Record extracts:
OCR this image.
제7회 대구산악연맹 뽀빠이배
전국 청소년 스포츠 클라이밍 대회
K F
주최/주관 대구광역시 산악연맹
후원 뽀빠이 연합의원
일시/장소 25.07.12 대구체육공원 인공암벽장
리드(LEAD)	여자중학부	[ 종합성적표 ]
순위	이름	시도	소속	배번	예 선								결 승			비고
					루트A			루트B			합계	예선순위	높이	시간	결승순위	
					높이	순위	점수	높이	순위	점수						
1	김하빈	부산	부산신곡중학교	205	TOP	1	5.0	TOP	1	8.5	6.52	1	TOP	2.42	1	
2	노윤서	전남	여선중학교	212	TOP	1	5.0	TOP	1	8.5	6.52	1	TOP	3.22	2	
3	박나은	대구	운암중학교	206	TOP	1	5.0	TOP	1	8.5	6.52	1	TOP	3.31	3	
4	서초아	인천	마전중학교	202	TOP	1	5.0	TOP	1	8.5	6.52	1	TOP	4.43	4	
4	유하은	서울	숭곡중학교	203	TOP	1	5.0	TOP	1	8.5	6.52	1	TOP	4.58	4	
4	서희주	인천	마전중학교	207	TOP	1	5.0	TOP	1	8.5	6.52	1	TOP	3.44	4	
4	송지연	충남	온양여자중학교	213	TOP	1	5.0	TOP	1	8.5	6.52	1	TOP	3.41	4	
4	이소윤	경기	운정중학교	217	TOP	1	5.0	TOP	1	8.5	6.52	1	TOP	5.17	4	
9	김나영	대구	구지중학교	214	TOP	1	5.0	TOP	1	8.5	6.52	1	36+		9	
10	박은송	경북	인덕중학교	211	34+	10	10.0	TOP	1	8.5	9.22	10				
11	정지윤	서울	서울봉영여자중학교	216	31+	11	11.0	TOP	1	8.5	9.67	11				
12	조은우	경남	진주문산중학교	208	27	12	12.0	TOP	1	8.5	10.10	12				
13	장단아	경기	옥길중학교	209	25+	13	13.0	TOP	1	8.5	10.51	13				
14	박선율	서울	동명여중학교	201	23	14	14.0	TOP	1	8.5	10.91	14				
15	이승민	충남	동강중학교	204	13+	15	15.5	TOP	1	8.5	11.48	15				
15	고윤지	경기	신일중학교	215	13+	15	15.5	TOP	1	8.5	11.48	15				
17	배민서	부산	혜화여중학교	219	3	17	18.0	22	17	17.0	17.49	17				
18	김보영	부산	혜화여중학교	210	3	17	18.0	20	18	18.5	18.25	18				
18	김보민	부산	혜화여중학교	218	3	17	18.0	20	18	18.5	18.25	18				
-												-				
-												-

Problem to solve: Gather each line holding the string "혜화여중학교".

Right answer:
17	배민서	부산	혜화여중학교	219	3	17	18.0	22	17	17.0	17.49	17				
18	김보영	부산	혜화여중학교	210	3	17	18.0	20	18	18.5	18.25	18				
18	김보민	부산	혜화여중학교	218	3	17	18.0	20	18	18.5	18.25	18				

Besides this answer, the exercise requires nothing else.